→ **Text provided**:
In my previous post I demonstrated array operations based on the new functionality I have implemented during my GSOC project. In this post I will discuss another feature that is essential for array calculations in a computer algebra system: The initialization of numeric arrays *based on symbolic math expressions*. After all, it is the symbolic stuff we are really interested in, isn’t it? I will demonstrate how the automatic compilation and wrapping can be used to setup Numpy arrays with fast Hydrogen wave functions.

Again, it will be interesting to see how we compare with the array initialization features of numpy. One lesson I learned while preparing my previous post is that the timing results depend heavily on the compiler. To avoid the scaling issues we observed with the matrix-matrix product last time, I will do all examples on a computer with ifort 11.0. The Numpy installation on that computer is version 1.1.0. The warning applies again: I report the timing results I get on my computer, but this is not a rigorous benchmark. Also, I may not be using Numpy in the optimal way. If you know how I could make it run faster, I’d love hear about it.

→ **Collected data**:

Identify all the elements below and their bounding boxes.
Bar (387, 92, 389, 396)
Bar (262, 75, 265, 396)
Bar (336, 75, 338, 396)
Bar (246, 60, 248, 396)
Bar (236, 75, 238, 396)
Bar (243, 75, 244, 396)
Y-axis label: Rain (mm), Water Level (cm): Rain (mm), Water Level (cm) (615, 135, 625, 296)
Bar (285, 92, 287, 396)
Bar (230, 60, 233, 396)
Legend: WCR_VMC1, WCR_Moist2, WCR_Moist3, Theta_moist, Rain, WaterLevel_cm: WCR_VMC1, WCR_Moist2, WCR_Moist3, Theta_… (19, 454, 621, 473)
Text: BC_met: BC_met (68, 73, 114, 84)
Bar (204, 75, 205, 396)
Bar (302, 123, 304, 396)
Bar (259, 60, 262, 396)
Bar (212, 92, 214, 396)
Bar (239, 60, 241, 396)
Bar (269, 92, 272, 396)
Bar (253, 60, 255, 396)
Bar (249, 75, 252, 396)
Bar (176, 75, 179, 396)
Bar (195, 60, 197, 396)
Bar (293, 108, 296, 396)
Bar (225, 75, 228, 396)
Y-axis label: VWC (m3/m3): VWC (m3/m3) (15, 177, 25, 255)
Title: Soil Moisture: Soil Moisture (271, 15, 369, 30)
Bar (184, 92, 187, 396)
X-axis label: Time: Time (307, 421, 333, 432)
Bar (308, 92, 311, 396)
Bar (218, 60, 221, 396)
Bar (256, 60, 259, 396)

→ **Prompt**: Revise the post on initializing Numpy arrays, everything from "Again, it will" down to "hear about it.", with "ifort 11.0" changed to "gfortran 4.3". The data has no connection to the text.

→ **Answer to this task**:
Again, it will be interesting to see how we compare with the array initialization features of numpy. One lesson I learned while preparing my previous post is that the timing results depend heavily on the compiler. To avoid the scaling issues we observed with the matrix-matrix product last time, I will do all examples on a computer with gfortran 4.3. The Numpy installation on that computer is version 1.1.0. The warning applies again: I report the timing results I get on my computer, but this is not a rigorous benchmark. Also, I may not be using Numpy in the optimal way. If you know how I could make it run faster, I’d love hear about it.